··· Record excerpts

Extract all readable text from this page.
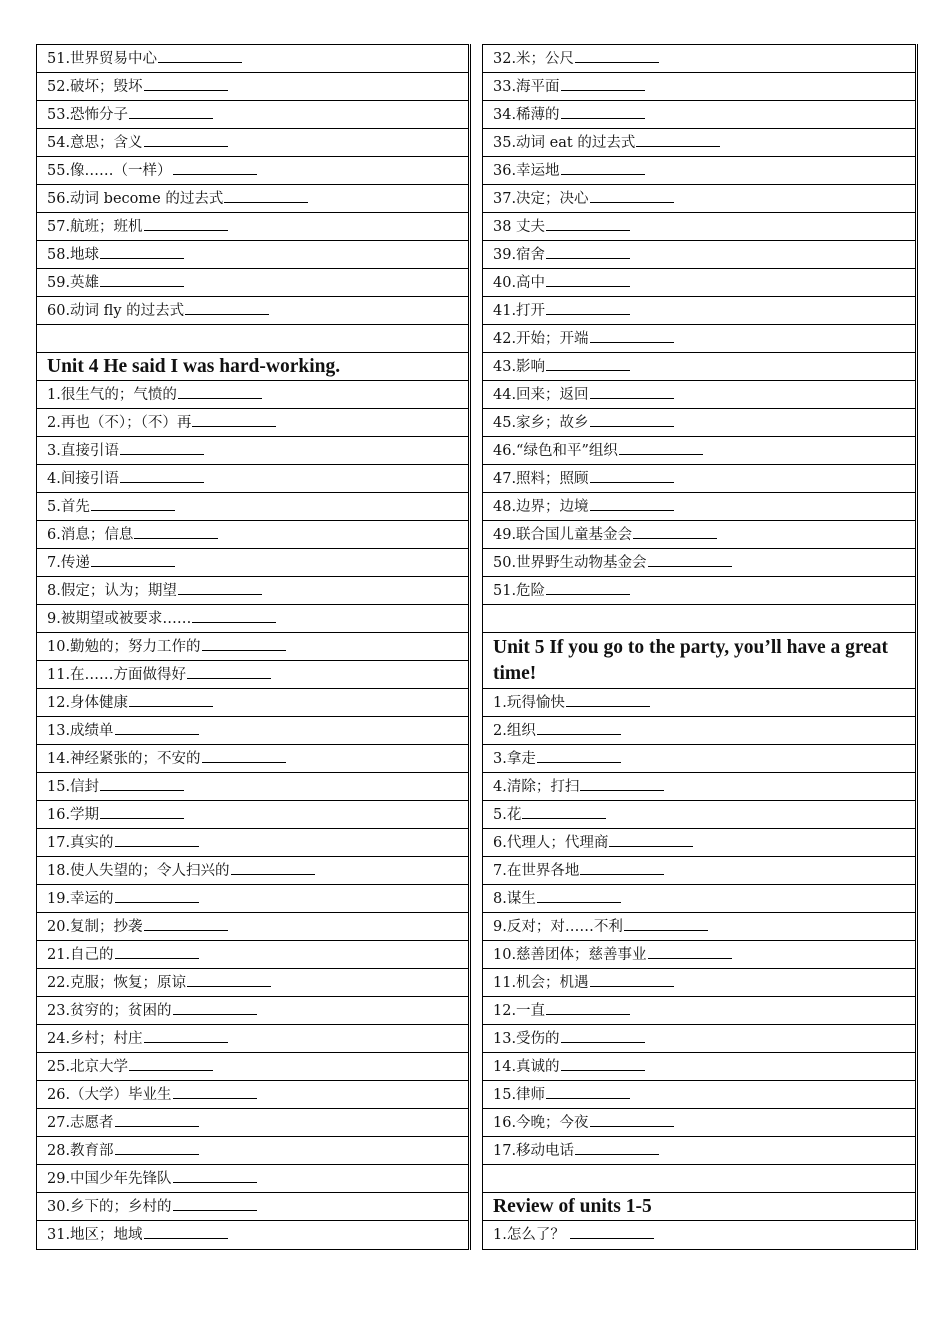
51.世界贸易中心
52.破坏；毁坏
53.恐怖分子
54.意思；含义
55.像……（一样）
56.动词 become 的过去式
57.航班；班机
58.地球
59.英雄
60.动词 fly 的过去式
Unit 4 He said I was hard-working.
1.很生气的；气愤的
2.再也（不）；（不）再
3.直接引语
4.间接引语
5.首先
6.消息；信息
7.传递
8.假定；认为；期望
9.被期望或被要求……
10.勤勉的；努力工作的
11.在……方面做得好
12.身体健康
13.成绩单
14.神经紧张的；不安的
15.信封
16.学期
17.真实的
18.使人失望的；令人扫兴的
19.幸运的
20.复制；抄袭
21.自己的
22.克服；恢复；原谅
23.贫穷的；贫困的
24.乡村；村庄
25.北京大学
26.（大学）毕业生
27.志愿者
28.教育部
29.中国少年先锋队
30.乡下的；乡村的
31.地区；地域
32.米；公尺
33.海平面
34.稀薄的
35.动词 eat 的过去式
36.幸运地
37.决定；决心
38 丈夫
39.宿舍
40.高中
41.打开
42.开始；开端
43.影响
44.回来；返回
45.家乡；故乡
46.“绿色和平”组织
47.照料；照顾
48.边界；边境
49.联合国儿童基金会
50.世界野生动物基金会
51.危险
Unit 5 If you go to the party, you’ll have a great time!
1.玩得愉快
2.组织
3.拿走
4.清除；打扫
5.花
6.代理人；代理商
7.在世界各地
8.谋生
9.反对；对……不利
10.慈善团体；慈善事业
11.机会；机遇
12.一直
13.受伤的
14.真诚的
15.律师
16.今晚；今夜
17.移动电话
Review of units 1-5
1.怎么了？
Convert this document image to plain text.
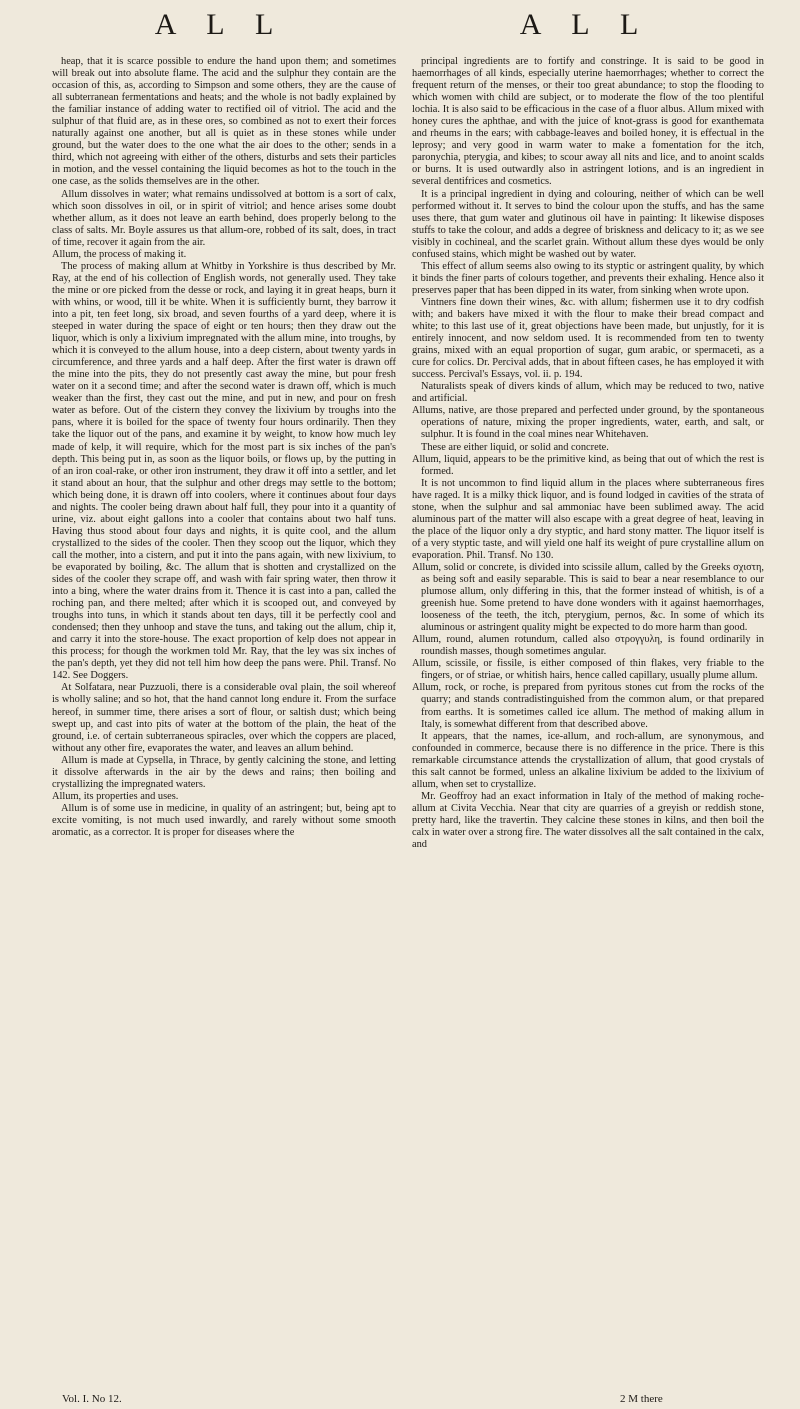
A L L	A L L

heap, that it is scarce possible to endure the hand upon them; and sometimes will break out into absolute flame. The acid and the sulphur they contain are the occasion of this, as, according to Simpson and some others, they are the cause of all subterranean fermentations and heats; and the whole is not badly explained by the familiar instance of adding water to rectified oil of vitriol. The acid and the sulphur of that fluid are, as in these ores, so combined as not to exert their forces naturally against one another, but all is quiet as in these stones while under ground, but the water does to the one what the air does to the other; sends in a third, which not agreeing with either of the others, disturbs and sets their particles in motion, and the vessel containing the liquid becomes as hot to the touch in the one case, as the solids themselves are in the other.

Allum dissolves in water; what remains undissolved at bottom is a sort of calx, which soon dissolves in oil, or in spirit of vitriol; and hence arises some doubt whether allum, as it does not leave an earth behind, does properly belong to the class of salts. Mr. Boyle assures us that allum-ore, robbed of its salt, does, in tract of time, recover it again from the air.

Allum, the process of making it.

The process of making allum at Whitby in Yorkshire is thus described by Mr. Ray, at the end of his collection of English words, not generally used. They take the mine or ore picked from the desse or rock, and laying it in great heaps, burn it with whins, or wood, till it be white. When it is sufficiently burnt, they barrow it into a pit, ten feet long, six broad, and seven fourths of a yard deep, where it is steeped in water during the space of eight or ten hours; then they draw out the liquor, which is only a lixivium impregnated with the allum mine, into troughs, by which it is conveyed to the allum house, into a deep cistern, about twenty yards in circumference, and three yards and a half deep. After the first water is drawn off the mine into the pits, they do not presently cast away the mine, but pour fresh water on it a second time; and after the second water is drawn off, which is much weaker than the first, they cast out the mine, and put in new, and pour on fresh water as before. Out of the cistern they convey the lixivium by troughs into the pans, where it is boiled for the space of twenty four hours ordinarily. Then they take the liquor out of the pans, and examine it by weight, to know how much ley made of kelp, it will require, which for the most part is six inches of the pan's depth. This being put in, as soon as the liquor boils, or flows up, by the putting in of an iron coal-rake, or other iron instrument, they draw it off into a settler, and let it stand about an hour, that the sulphur and other dregs may settle to the bottom; which being done, it is drawn off into coolers, where it continues about four days and nights. The cooler being drawn about half full, they pour into it a quantity of urine, viz. about eight gallons into a cooler that contains about two half tuns. Having thus stood about four days and nights, it is quite cool, and the allum crystallized to the sides of the cooler. Then they scoop out the liquor, which they call the mother, into a cistern, and put it into the pans again, with new lixivium, to be evaporated by boiling, &c. The allum that is shotten and crystallized on the sides of the cooler they scrape off, and wash with fair spring water, then throw it into a bing, where the water drains from it. Thence it is cast into a pan, called the roching pan, and there melted; after which it is scooped out, and conveyed by troughs into tuns, in which it stands about ten days, till it be perfectly cool and condensed; then they unhoop and stave the tuns, and taking out the allum, chip it, and carry it into the store-house. The exact proportion of kelp does not appear in this process; for though the workmen told Mr. Ray, that the ley was six inches of the pan's depth, yet they did not tell him how deep the pans were. Phil. Transf. No 142. See Doggers.

At Solfatara, near Puzzuoli, there is a considerable oval plain, the soil whereof is wholly saline; and so hot, that the hand cannot long endure it. From the surface hereof, in summer time, there arises a sort of flour, or saltish dust; which being swept up, and cast into pits of water at the bottom of the plain, the heat of the ground, i.e. of certain subterraneous spiracles, over which the coppers are placed, without any other fire, evaporates the water, and leaves an allum behind.

Allum is made at Cypsella, in Thrace, by gently calcining the stone, and letting it dissolve afterwards in the air by the dews and rains; then boiling and crystallizing the impregnated waters.

Allum, its properties and uses.

Allum is of some use in medicine, in quality of an astringent; but, being apt to excite vomiting, is not much used inwardly, and rarely without some smooth aromatic, as a corrector. It is proper for diseases where the

principal ingredients are to fortify and constringe. It is said to be good in haemorrhages of all kinds, especially uterine haemorrhages; whether to correct the frequent return of the menses, or their too great abundance; to stop the flooding to which women with child are subject, or to moderate the flow of the too plentiful lochia. It is also said to be efficacious in the case of a fluor albus. Allum mixed with honey cures the aphthae, and with the juice of knot-grass is good for exanthemata and rheums in the ears; with cabbage-leaves and boiled honey, it is effectual in the leprosy; and very good in warm water to make a fomentation for the itch, paronychia, pterygia, and kibes; to scour away all nits and lice, and to anoint scalds or burns. It is used outwardly also in astringent lotions, and is an ingredient in several dentifrices and cosmetics.

It is a principal ingredient in dying and colouring, neither of which can be well performed without it. It serves to bind the colour upon the stuffs, and has the same uses there, that gum water and glutinous oil have in painting: It likewise disposes stuffs to take the colour, and adds a degree of briskness and delicacy to it; as we see visibly in cochineal, and the scarlet grain. Without allum these dyes would be only confused stains, which might be washed out by water.

This effect of allum seems also owing to its styptic or astringent quality, by which it binds the finer parts of colours together, and prevents their exhaling. Hence also it preserves paper that has been dipped in its water, from sinking when wrote upon.

Vintners fine down their wines, &c. with allum; fishermen use it to dry codfish with; and bakers have mixed it with the flour to make their bread compact and white; to this last use of it, great objections have been made, but unjustly, for it is entirely innocent, and now seldom used. It is recommended from ten to twenty grains, mixed with an equal proportion of sugar, gum arabic, or spermaceti, as a cure for colics. Dr. Percival adds, that in about fifteen cases, he has employed it with success. Percival's Essays, vol. ii. p. 194.

Naturalists speak of divers kinds of allum, which may be reduced to two, native and artificial.

Allums, native, are those prepared and perfected under ground, by the spontaneous operations of nature, mixing the proper ingredients, water, earth, and salt, or sulphur. It is found in the coal mines near Whitehaven.

These are either liquid, or solid and concrete.

Allum, liquid, appears to be the primitive kind, as being that out of which the rest is formed.

It is not uncommon to find liquid allum in the places where subterraneous fires have raged. It is a milky thick liquor, and is found lodged in cavities of the strata of stone, when the sulphur and sal ammoniac have been sublimed away. The acid aluminous part of the matter will also escape with a great degree of heat, leaving in the place of the liquor only a dry styptic, and hard stony matter. The liquor itself is of a very styptic taste, and will yield one half its weight of pure crystalline allum on evaporation. Phil. Transf. No 130.

Allum, solid or concrete, is divided into scissile allum, called by the Greeks σχιστη, as being soft and easily separable. This is said to bear a near resemblance to our plumose allum, only differing in this, that the former instead of whitish, is of a greenish hue. Some pretend to have done wonders with it against haemorrhages, looseness of the teeth, the itch, pterygium, pernos, &c. In some of which its aluminous or astringent quality might be expected to do more harm than good.

Allum, round, alumen rotundum, called also στρογγυλη, is found ordinarily in roundish masses, though sometimes angular.

Allum, scissile, or fissile, is either composed of thin flakes, very friable to the fingers, or of striae, or whitish hairs, hence called capillary, usually plume allum.

Allum, rock, or roche, is prepared from pyritous stones cut from the rocks of the quarry; and stands contradistinguished from the common alum, or that prepared from earths. It is sometimes called ice allum. The method of making allum in Italy, is somewhat different from that described above.

It appears, that the names, ice-allum, and roch-allum, are synonymous, and confounded in commerce, because there is no difference in the price. There is this remarkable circumstance attends the crystallization of allum, that good crystals of this salt cannot be formed, unless an alkaline lixivium be added to the lixivium of allum, when set to crystallize.

Mr. Geoffroy had an exact information in Italy of the method of making roche-allum at Civita Vecchia. Near that city are quarries of a greyish or reddish stone, pretty hard, like the travertin. They calcine these stones in kilns, and then boil the calx in water over a strong fire. The water dissolves all the salt contained in the calx, and

Vol. I. No 12.	2 M there
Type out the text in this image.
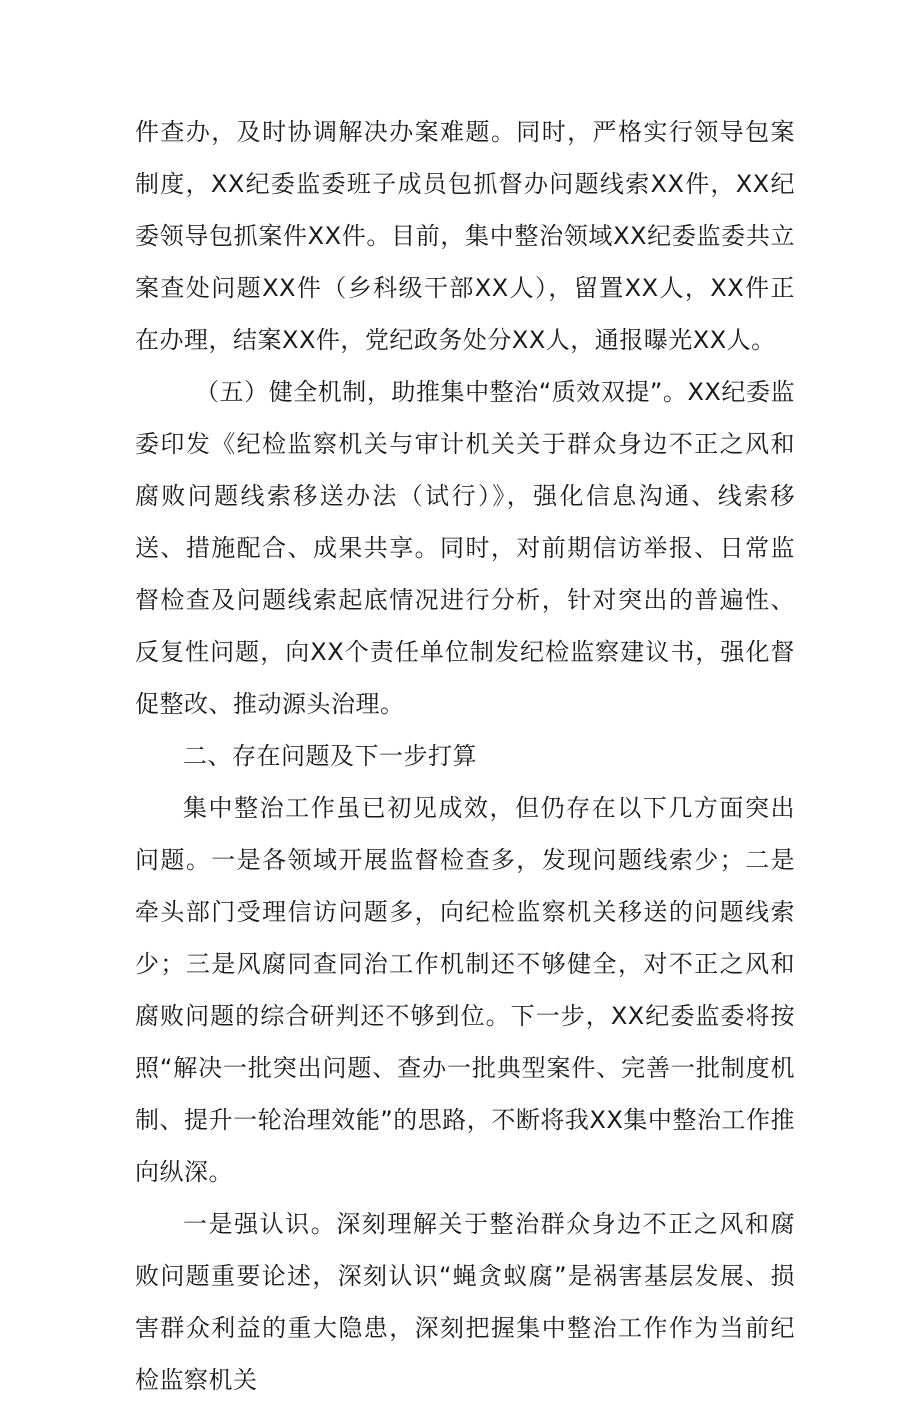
件查办，及时协调解决办案难题。同时，严格实行领导包案制度，XX纪委监委班子成员包抓督办问题线索XX件，XX纪委领导包抓案件XX件。目前，集中整治领域XX纪委监委共立案查处问题XX件（乡科级干部XX人），留置XX人，XX件正在办理，结案XX件，党纪政务处分XX人，通报曝光XX人。

（五）健全机制，助推集中整治“质效双提”。XX纪委监委印发《纪检监察机关与审计机关关于群众身边不正之风和腐败问题线索移送办法（试行）》，强化信息沟通、线索移送、措施配合、成果共享。同时，对前期信访举报、日常监督检查及问题线索起底情况进行分析，针对突出的普遍性、反复性问题，向XX个责任单位制发纪检监察建议书，强化督促整改、推动源头治理。

二、存在问题及下一步打算

集中整治工作虽已初见成效，但仍存在以下几方面突出问题。一是各领域开展监督检查多，发现问题线索少；二是牵头部门受理信访问题多，向纪检监察机关移送的问题线索少；三是风腐同查同治工作机制还不够健全，对不正之风和腐败问题的综合研判还不够到位。下一步，XX纪委监委将按照“解决一批突出问题、查办一批典型案件、完善一批制度机制、提升一轮治理效能”的思路，不断将我XX集中整治工作推向纵深。

一是强认识。深刻理解关于整治群众身边不正之风和腐败问题重要论述，深刻认识“蝇贪蚁腐”是祸害基层发展、损害群众利益的重大隐患，深刻把握集中整治工作作为当前纪检监察机关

······

Required work:
Only the number is wanted: how many lines in the data include the string "text"?

Answer to the problem:
3